Given entries:
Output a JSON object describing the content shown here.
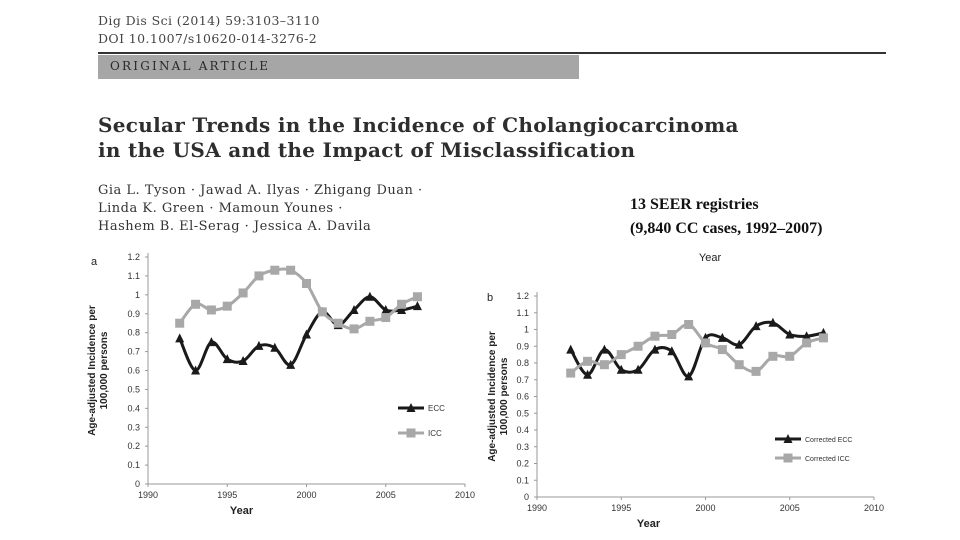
{
  "header": {
    "citation": "Dig Dis Sci (2014) 59:3103–3110",
    "doi": "DOI 10.1007/s10620-014-3276-2",
    "article_type": "ORIGINAL ARTICLE"
  },
  "paper": {
    "title_line1": "Secular Trends in the Incidence of Cholangiocarcinoma",
    "title_line2": "in the USA and the Impact of Misclassification",
    "authors_line1": "Gia L. Tyson · Jawad A. Ilyas · Zhigang Duan ·",
    "authors_line2": "Linda K. Green · Mamoun Younes ·",
    "authors_line3": "Hashem B. El-Serag · Jessica A. Davila"
  },
  "annotation": {
    "line1": "13 SEER registries",
    "line2": "(9,840 CC cases, 1992–2007)"
  },
  "chart_data": [
    {
      "type": "line",
      "panel": "a",
      "xlabel": "Year",
      "ylabel_line1": "Age-adjusted Incidence per",
      "ylabel_line2": "100,000 persons",
      "xlim": [
        1990,
        2010
      ],
      "ylim": [
        0,
        1.2
      ],
      "xticks": [
        1990,
        1995,
        2000,
        2005,
        2010
      ],
      "yticks": [
        "0",
        "0.1",
        "0.2",
        "0.3",
        "0.4",
        "0.5",
        "0.6",
        "0.7",
        "0.8",
        "0.9",
        "1",
        "1.1",
        "1.2"
      ],
      "x": [
        1992,
        1993,
        1994,
        1995,
        1996,
        1997,
        1998,
        1999,
        2000,
        2001,
        2002,
        2003,
        2004,
        2005,
        2006,
        2007
      ],
      "legend_position": "lower-right",
      "series": [
        {
          "name": "ECC",
          "marker": "triangle",
          "color": "#1a1a1a",
          "values": [
            0.77,
            0.6,
            0.75,
            0.66,
            0.65,
            0.73,
            0.72,
            0.63,
            0.79,
            0.91,
            0.84,
            0.92,
            0.99,
            0.92,
            0.92,
            0.94
          ]
        },
        {
          "name": "ICC",
          "marker": "square",
          "color": "#a8a8a8",
          "values": [
            0.85,
            0.95,
            0.92,
            0.94,
            1.01,
            1.1,
            1.13,
            1.13,
            1.06,
            0.91,
            0.85,
            0.82,
            0.86,
            0.88,
            0.95,
            0.99
          ]
        }
      ]
    },
    {
      "type": "line",
      "panel": "b",
      "title": "Year",
      "xlabel": "Year",
      "ylabel_line1": "Age-adjusted Incidence per",
      "ylabel_line2": "100,000 persons",
      "xlim": [
        1990,
        2010
      ],
      "ylim": [
        0,
        1.2
      ],
      "xticks": [
        1990,
        1995,
        2000,
        2005,
        2010
      ],
      "yticks": [
        "0",
        "0.1",
        "0.2",
        "0.3",
        "0.4",
        "0.5",
        "0.6",
        "0.7",
        "0.8",
        "0.9",
        "1",
        "1.1",
        "1.2"
      ],
      "x": [
        1992,
        1993,
        1994,
        1995,
        1996,
        1997,
        1998,
        1999,
        2000,
        2001,
        2002,
        2003,
        2004,
        2005,
        2006,
        2007
      ],
      "legend_position": "lower-right",
      "series": [
        {
          "name": "Corrected ECC",
          "marker": "triangle",
          "color": "#1a1a1a",
          "values": [
            0.88,
            0.73,
            0.88,
            0.76,
            0.76,
            0.88,
            0.87,
            0.72,
            0.95,
            0.95,
            0.91,
            1.02,
            1.04,
            0.97,
            0.96,
            0.98
          ]
        },
        {
          "name": "Corrected ICC",
          "marker": "square",
          "color": "#a8a8a8",
          "values": [
            0.74,
            0.81,
            0.79,
            0.85,
            0.9,
            0.96,
            0.97,
            1.03,
            0.92,
            0.88,
            0.79,
            0.75,
            0.84,
            0.84,
            0.92,
            0.95
          ]
        }
      ]
    }
  ]
}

Aim:
Repeat the preceding records precisely, and leave every picture out of the copy.

Response for this exercise:
Output a JSON object describing the content shown here.
{
  "header": {
    "citation": "Dig Dis Sci (2014) 59:3103–3110",
    "doi": "DOI 10.1007/s10620-014-3276-2",
    "article_type": "ORIGINAL ARTICLE"
  },
  "paper": {
    "title_line1": "Secular Trends in the Incidence of Cholangiocarcinoma",
    "title_line2": "in the USA and the Impact of Misclassification",
    "authors_line1": "Gia L. Tyson · Jawad A. Ilyas · Zhigang Duan ·",
    "authors_line2": "Linda K. Green · Mamoun Younes ·",
    "authors_line3": "Hashem B. El-Serag · Jessica A. Davila"
  },
  "annotation": {
    "line1": "13 SEER registries",
    "line2": "(9,840 CC cases, 1992–2007)"
  },
  "chart_data": [
    {
      "type": "line",
      "panel": "a",
      "xlabel": "Year",
      "ylabel_line1": "Age-adjusted Incidence per",
      "ylabel_line2": "100,000 persons",
      "xlim": [
        1990,
        2010
      ],
      "ylim": [
        0,
        1.2
      ],
      "xticks": [
        1990,
        1995,
        2000,
        2005,
        2010
      ],
      "yticks": [
        "0",
        "0.1",
        "0.2",
        "0.3",
        "0.4",
        "0.5",
        "0.6",
        "0.7",
        "0.8",
        "0.9",
        "1",
        "1.1",
        "1.2"
      ],
      "x": [
        1992,
        1993,
        1994,
        1995,
        1996,
        1997,
        1998,
        1999,
        2000,
        2001,
        2002,
        2003,
        2004,
        2005,
        2006,
        2007
      ],
      "legend_position": "lower-right",
      "series": [
        {
          "name": "ECC",
          "marker": "triangle",
          "color": "#1a1a1a",
          "values": [
            0.77,
            0.6,
            0.75,
            0.66,
            0.65,
            0.73,
            0.72,
            0.63,
            0.79,
            0.91,
            0.84,
            0.92,
            0.99,
            0.92,
            0.92,
            0.94
          ]
        },
        {
          "name": "ICC",
          "marker": "square",
          "color": "#a8a8a8",
          "values": [
            0.85,
            0.95,
            0.92,
            0.94,
            1.01,
            1.1,
            1.13,
            1.13,
            1.06,
            0.91,
            0.85,
            0.82,
            0.86,
            0.88,
            0.95,
            0.99
          ]
        }
      ]
    },
    {
      "type": "line",
      "panel": "b",
      "title": "Year",
      "xlabel": "Year",
      "ylabel_line1": "Age-adjusted Incidence per",
      "ylabel_line2": "100,000 persons",
      "xlim": [
        1990,
        2010
      ],
      "ylim": [
        0,
        1.2
      ],
      "xticks": [
        1990,
        1995,
        2000,
        2005,
        2010
      ],
      "yticks": [
        "0",
        "0.1",
        "0.2",
        "0.3",
        "0.4",
        "0.5",
        "0.6",
        "0.7",
        "0.8",
        "0.9",
        "1",
        "1.1",
        "1.2"
      ],
      "x": [
        1992,
        1993,
        1994,
        1995,
        1996,
        1997,
        1998,
        1999,
        2000,
        2001,
        2002,
        2003,
        2004,
        2005,
        2006,
        2007
      ],
      "legend_position": "lower-right",
      "series": [
        {
          "name": "Corrected ECC",
          "marker": "triangle",
          "color": "#1a1a1a",
          "values": [
            0.88,
            0.73,
            0.88,
            0.76,
            0.76,
            0.88,
            0.87,
            0.72,
            0.95,
            0.95,
            0.91,
            1.02,
            1.04,
            0.97,
            0.96,
            0.98
          ]
        },
        {
          "name": "Corrected ICC",
          "marker": "square",
          "color": "#a8a8a8",
          "values": [
            0.74,
            0.81,
            0.79,
            0.85,
            0.9,
            0.96,
            0.97,
            1.03,
            0.92,
            0.88,
            0.79,
            0.75,
            0.84,
            0.84,
            0.92,
            0.95
          ]
        }
      ]
    }
  ]
}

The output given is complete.